*What you need to do*
Select each line where the word "details" appears.

*Entries shown*
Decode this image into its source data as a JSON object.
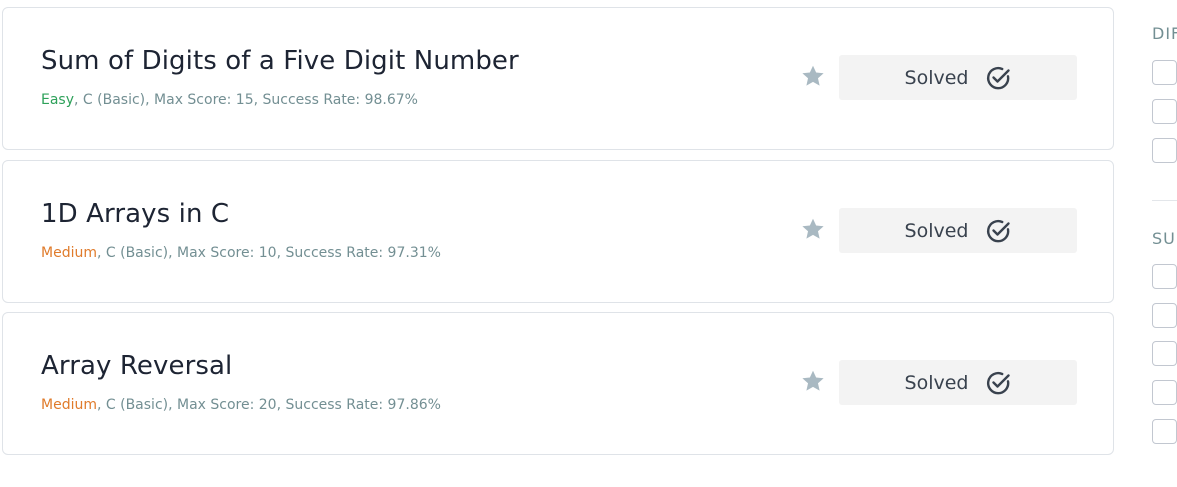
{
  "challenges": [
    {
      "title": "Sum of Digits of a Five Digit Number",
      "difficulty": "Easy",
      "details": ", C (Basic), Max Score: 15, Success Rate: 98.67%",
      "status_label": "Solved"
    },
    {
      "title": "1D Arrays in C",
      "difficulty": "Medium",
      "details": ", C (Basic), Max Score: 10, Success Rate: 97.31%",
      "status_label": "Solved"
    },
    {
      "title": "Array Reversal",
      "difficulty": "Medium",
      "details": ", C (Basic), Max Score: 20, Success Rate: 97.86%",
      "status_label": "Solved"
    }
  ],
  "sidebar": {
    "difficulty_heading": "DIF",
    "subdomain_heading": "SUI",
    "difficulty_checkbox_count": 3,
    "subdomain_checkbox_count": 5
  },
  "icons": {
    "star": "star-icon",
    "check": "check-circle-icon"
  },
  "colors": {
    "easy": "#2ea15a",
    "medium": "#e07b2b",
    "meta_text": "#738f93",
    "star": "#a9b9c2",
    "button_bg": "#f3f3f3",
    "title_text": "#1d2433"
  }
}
...
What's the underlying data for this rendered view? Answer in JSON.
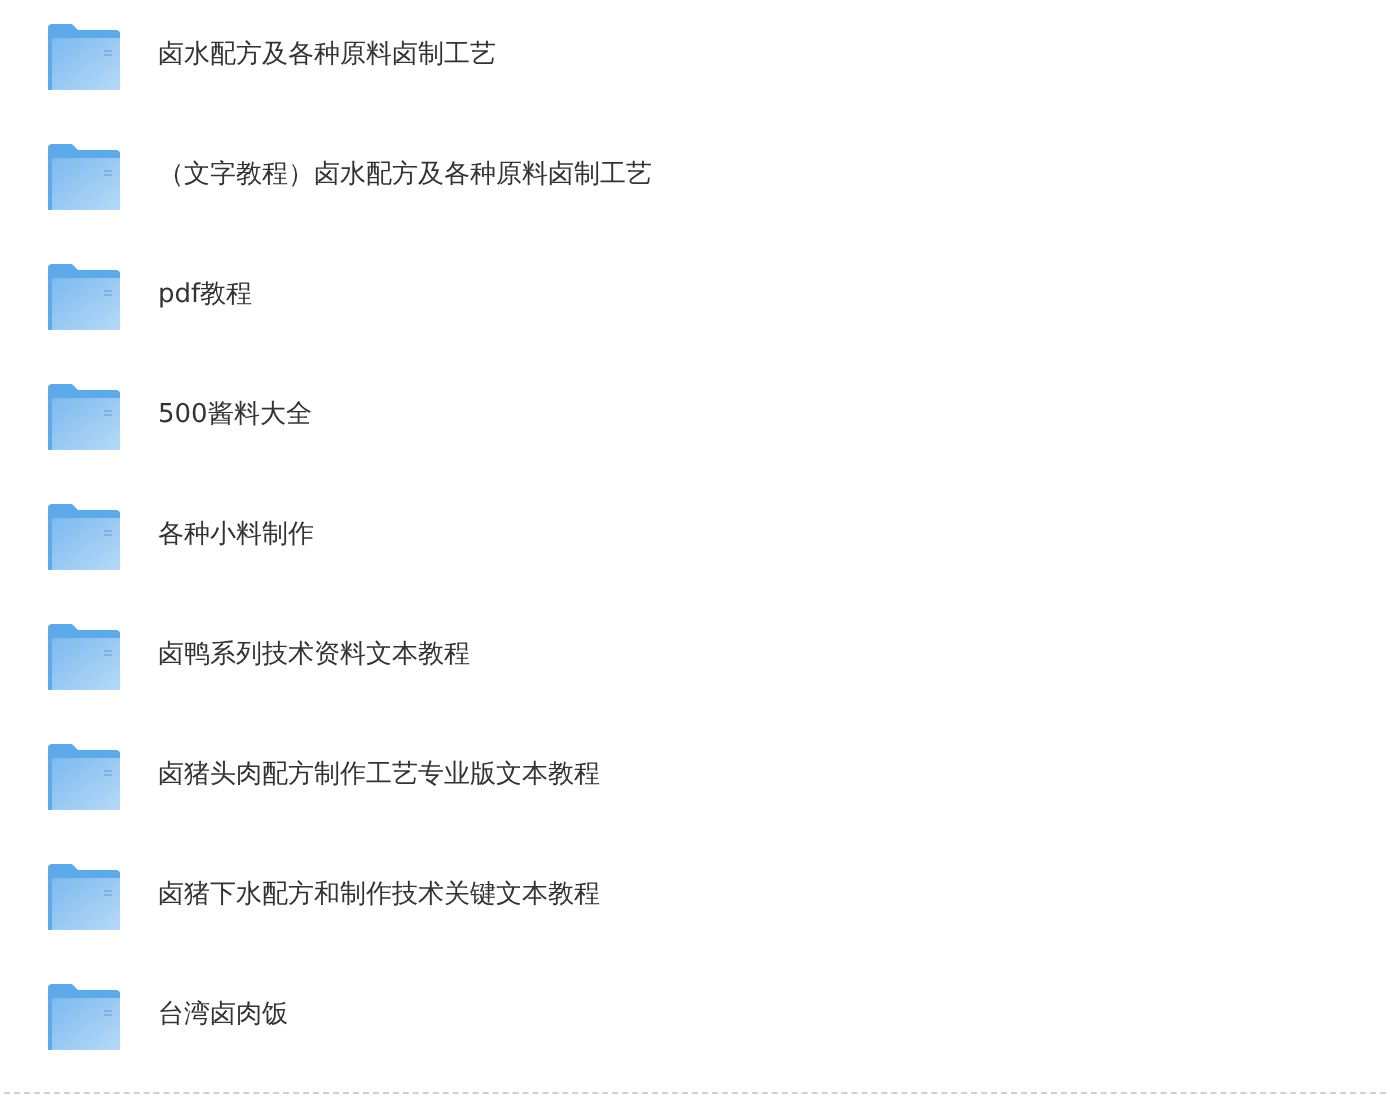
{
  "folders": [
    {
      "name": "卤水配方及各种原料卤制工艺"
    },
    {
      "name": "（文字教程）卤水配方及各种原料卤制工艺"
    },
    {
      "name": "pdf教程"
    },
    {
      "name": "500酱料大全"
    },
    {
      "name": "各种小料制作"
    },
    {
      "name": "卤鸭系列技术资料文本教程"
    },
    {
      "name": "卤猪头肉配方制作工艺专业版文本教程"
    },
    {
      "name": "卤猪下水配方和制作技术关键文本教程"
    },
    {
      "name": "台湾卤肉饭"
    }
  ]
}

*Full output*
      "details": ", C (Basic), Max Score: 15, Success Rate: 98.67%",
      "details": ", C (Basic), Max Score: 10, Success Rate: 97.31%",
      "details": ", C (Basic), Max Score: 20, Success Rate: 97.86%",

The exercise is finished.